Saved data entries
********
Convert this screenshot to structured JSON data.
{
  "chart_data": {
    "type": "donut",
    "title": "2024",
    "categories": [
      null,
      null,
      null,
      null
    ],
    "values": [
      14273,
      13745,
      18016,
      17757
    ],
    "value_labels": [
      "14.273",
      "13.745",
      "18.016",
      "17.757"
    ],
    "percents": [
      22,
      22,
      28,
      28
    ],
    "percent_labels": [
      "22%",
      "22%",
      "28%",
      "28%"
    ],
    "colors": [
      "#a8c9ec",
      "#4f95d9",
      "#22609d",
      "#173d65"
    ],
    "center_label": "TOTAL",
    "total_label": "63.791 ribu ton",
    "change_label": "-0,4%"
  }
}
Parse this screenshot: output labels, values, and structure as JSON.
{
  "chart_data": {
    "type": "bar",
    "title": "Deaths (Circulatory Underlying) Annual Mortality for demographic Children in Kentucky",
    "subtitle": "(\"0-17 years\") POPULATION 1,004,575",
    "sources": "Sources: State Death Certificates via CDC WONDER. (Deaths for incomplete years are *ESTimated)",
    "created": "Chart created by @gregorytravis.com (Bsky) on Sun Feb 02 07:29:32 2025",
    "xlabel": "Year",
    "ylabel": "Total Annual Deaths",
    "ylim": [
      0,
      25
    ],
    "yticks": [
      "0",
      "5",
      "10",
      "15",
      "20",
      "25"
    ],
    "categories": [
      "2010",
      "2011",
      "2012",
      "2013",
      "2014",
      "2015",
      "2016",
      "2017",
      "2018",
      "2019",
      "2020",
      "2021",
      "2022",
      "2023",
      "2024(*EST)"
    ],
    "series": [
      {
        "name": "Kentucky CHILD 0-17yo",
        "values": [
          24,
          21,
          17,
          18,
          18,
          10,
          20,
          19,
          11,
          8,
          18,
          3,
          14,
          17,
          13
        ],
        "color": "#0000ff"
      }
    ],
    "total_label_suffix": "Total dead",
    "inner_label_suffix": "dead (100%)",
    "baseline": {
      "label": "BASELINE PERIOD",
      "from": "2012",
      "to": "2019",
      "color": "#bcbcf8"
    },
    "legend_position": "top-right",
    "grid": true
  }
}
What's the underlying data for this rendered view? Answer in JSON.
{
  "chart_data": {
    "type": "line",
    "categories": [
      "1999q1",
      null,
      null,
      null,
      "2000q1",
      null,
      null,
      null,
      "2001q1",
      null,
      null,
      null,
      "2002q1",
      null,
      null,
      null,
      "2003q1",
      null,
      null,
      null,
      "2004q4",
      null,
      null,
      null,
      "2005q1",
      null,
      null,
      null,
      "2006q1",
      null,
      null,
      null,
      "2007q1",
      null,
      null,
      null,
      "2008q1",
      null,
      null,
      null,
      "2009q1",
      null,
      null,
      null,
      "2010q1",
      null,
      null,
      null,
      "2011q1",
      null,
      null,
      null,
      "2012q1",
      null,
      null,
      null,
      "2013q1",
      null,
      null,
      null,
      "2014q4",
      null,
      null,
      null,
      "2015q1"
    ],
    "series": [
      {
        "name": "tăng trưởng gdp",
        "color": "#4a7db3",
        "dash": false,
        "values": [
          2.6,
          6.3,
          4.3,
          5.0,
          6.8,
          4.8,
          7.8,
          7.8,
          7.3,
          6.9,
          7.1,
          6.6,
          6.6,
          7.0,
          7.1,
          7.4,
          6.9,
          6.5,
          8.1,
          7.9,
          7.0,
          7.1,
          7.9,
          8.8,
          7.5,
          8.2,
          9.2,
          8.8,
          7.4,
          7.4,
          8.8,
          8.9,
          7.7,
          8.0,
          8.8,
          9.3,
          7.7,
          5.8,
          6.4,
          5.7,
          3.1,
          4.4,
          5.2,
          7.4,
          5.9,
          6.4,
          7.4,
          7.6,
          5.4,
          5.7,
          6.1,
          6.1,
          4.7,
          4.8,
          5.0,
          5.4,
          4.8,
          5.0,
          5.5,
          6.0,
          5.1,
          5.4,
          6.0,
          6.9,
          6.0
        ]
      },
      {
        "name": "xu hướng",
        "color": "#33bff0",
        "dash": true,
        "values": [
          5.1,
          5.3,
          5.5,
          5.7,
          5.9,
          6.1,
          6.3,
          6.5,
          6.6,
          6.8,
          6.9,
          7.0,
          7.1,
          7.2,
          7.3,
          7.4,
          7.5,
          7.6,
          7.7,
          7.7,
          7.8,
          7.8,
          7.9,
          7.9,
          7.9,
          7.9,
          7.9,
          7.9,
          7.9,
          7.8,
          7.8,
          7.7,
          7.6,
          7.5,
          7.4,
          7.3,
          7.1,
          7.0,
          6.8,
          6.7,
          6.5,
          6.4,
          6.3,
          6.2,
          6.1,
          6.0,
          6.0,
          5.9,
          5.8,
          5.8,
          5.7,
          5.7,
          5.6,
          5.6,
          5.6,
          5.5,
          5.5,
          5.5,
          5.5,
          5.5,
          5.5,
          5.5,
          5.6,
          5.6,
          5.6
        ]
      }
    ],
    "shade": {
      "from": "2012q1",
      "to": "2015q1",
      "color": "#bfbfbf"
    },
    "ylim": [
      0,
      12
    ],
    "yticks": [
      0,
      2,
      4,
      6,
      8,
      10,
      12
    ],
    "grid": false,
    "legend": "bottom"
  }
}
********
Short problem: Repeat every line of the material exactly as given.

Solution for this exercise:
Convert this screenshot to structured JSON data.
{
  "chart_data": {
    "type": "donut",
    "title": "2024",
    "categories": [
      null,
      null,
      null,
      null
    ],
    "values": [
      14273,
      13745,
      18016,
      17757
    ],
    "value_labels": [
      "14.273",
      "13.745",
      "18.016",
      "17.757"
    ],
    "percents": [
      22,
      22,
      28,
      28
    ],
    "percent_labels": [
      "22%",
      "22%",
      "28%",
      "28%"
    ],
    "colors": [
      "#a8c9ec",
      "#4f95d9",
      "#22609d",
      "#173d65"
    ],
    "center_label": "TOTAL",
    "total_label": "63.791 ribu ton",
    "change_label": "-0,4%"
  }
}
Parse this screenshot: output labels, values, and structure as JSON.
{
  "chart_data": {
    "type": "bar",
    "title": "Deaths (Circulatory Underlying) Annual Mortality for demographic Children in Kentucky",
    "subtitle": "(\"0-17 years\") POPULATION 1,004,575",
    "sources": "Sources: State Death Certificates via CDC WONDER. (Deaths for incomplete years are *ESTimated)",
    "created": "Chart created by @gregorytravis.com (Bsky) on Sun Feb 02 07:29:32 2025",
    "xlabel": "Year",
    "ylabel": "Total Annual Deaths",
    "ylim": [
      0,
      25
    ],
    "yticks": [
      "0",
      "5",
      "10",
      "15",
      "20",
      "25"
    ],
    "categories": [
      "2010",
      "2011",
      "2012",
      "2013",
      "2014",
      "2015",
      "2016",
      "2017",
      "2018",
      "2019",
      "2020",
      "2021",
      "2022",
      "2023",
      "2024(*EST)"
    ],
    "series": [
      {
        "name": "Kentucky CHILD 0-17yo",
        "values": [
          24,
          21,
          17,
          18,
          18,
          10,
          20,
          19,
          11,
          8,
          18,
          3,
          14,
          17,
          13
        ],
        "color": "#0000ff"
      }
    ],
    "total_label_suffix": "Total dead",
    "inner_label_suffix": "dead (100%)",
    "baseline": {
      "label": "BASELINE PERIOD",
      "from": "2012",
      "to": "2019",
      "color": "#bcbcf8"
    },
    "legend_position": "top-right",
    "grid": true
  }
}
What's the underlying data for this rendered view? Answer in JSON.
{
  "chart_data": {
    "type": "line",
    "categories": [
      "1999q1",
      null,
      null,
      null,
      "2000q1",
      null,
      null,
      null,
      "2001q1",
      null,
      null,
      null,
      "2002q1",
      null,
      null,
      null,
      "2003q1",
      null,
      null,
      null,
      "2004q4",
      null,
      null,
      null,
      "2005q1",
      null,
      null,
      null,
      "2006q1",
      null,
      null,
      null,
      "2007q1",
      null,
      null,
      null,
      "2008q1",
      null,
      null,
      null,
      "2009q1",
      null,
      null,
      null,
      "2010q1",
      null,
      null,
      null,
      "2011q1",
      null,
      null,
      null,
      "2012q1",
      null,
      null,
      null,
      "2013q1",
      null,
      null,
      null,
      "2014q4",
      null,
      null,
      null,
      "2015q1"
    ],
    "series": [
      {
        "name": "tăng trưởng gdp",
        "color": "#4a7db3",
        "dash": false,
        "values": [
          2.6,
          6.3,
          4.3,
          5.0,
          6.8,
          4.8,
          7.8,
          7.8,
          7.3,
          6.9,
          7.1,
          6.6,
          6.6,
          7.0,
          7.1,
          7.4,
          6.9,
          6.5,
          8.1,
          7.9,
          7.0,
          7.1,
          7.9,
          8.8,
          7.5,
          8.2,
          9.2,
          8.8,
          7.4,
          7.4,
          8.8,
          8.9,
          7.7,
          8.0,
          8.8,
          9.3,
          7.7,
          5.8,
          6.4,
          5.7,
          3.1,
          4.4,
          5.2,
          7.4,
          5.9,
          6.4,
          7.4,
          7.6,
          5.4,
          5.7,
          6.1,
          6.1,
          4.7,
          4.8,
          5.0,
          5.4,
          4.8,
          5.0,
          5.5,
          6.0,
          5.1,
          5.4,
          6.0,
          6.9,
          6.0
        ]
      },
      {
        "name": "xu hướng",
        "color": "#33bff0",
        "dash": true,
        "values": [
          5.1,
          5.3,
          5.5,
          5.7,
          5.9,
          6.1,
          6.3,
          6.5,
          6.6,
          6.8,
          6.9,
          7.0,
          7.1,
          7.2,
          7.3,
          7.4,
          7.5,
          7.6,
          7.7,
          7.7,
          7.8,
          7.8,
          7.9,
          7.9,
          7.9,
          7.9,
          7.9,
          7.9,
          7.9,
          7.8,
          7.8,
          7.7,
          7.6,
          7.5,
          7.4,
          7.3,
          7.1,
          7.0,
          6.8,
          6.7,
          6.5,
          6.4,
          6.3,
          6.2,
          6.1,
          6.0,
          6.0,
          5.9,
          5.8,
          5.8,
          5.7,
          5.7,
          5.6,
          5.6,
          5.6,
          5.5,
          5.5,
          5.5,
          5.5,
          5.5,
          5.5,
          5.5,
          5.6,
          5.6,
          5.6
        ]
      }
    ],
    "shade": {
      "from": "2012q1",
      "to": "2015q1",
      "color": "#bfbfbf"
    },
    "ylim": [
      0,
      12
    ],
    "yticks": [
      0,
      2,
      4,
      6,
      8,
      10,
      12
    ],
    "grid": false,
    "legend": "bottom"
  }
}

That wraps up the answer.